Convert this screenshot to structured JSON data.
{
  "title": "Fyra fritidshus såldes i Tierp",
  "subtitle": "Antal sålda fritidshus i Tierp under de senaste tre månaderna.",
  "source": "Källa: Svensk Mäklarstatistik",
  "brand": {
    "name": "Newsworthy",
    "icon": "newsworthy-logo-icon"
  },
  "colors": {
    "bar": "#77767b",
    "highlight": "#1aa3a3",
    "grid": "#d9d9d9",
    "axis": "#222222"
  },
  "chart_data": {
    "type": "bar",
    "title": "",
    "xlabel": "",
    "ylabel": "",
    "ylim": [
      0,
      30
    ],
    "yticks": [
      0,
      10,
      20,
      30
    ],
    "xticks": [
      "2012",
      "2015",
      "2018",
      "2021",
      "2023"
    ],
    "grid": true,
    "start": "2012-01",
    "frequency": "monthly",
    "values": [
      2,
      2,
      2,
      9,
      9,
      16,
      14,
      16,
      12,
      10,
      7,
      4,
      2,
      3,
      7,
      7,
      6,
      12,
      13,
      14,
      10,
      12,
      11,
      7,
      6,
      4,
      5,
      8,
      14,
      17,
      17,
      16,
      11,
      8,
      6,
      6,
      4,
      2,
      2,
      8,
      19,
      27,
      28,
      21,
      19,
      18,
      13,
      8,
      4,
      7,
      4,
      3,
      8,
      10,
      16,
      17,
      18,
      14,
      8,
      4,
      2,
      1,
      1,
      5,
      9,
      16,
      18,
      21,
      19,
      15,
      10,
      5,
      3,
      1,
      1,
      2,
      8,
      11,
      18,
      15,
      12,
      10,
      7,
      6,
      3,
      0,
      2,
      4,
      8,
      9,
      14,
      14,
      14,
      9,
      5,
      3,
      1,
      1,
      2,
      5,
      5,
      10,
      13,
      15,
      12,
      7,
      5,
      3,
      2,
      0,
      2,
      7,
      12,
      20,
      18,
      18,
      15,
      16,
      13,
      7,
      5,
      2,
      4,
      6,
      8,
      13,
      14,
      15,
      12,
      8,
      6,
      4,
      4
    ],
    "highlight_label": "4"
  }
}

▶ **Work to be completed**:
Look through the entries above and report each line where the string "Tierp" occurs.

▶ **Solution for this exercise**:
  "title": "Fyra fritidshus såldes i Tierp",
  "subtitle": "Antal sålda fritidshus i Tierp under de senaste tre månaderna.",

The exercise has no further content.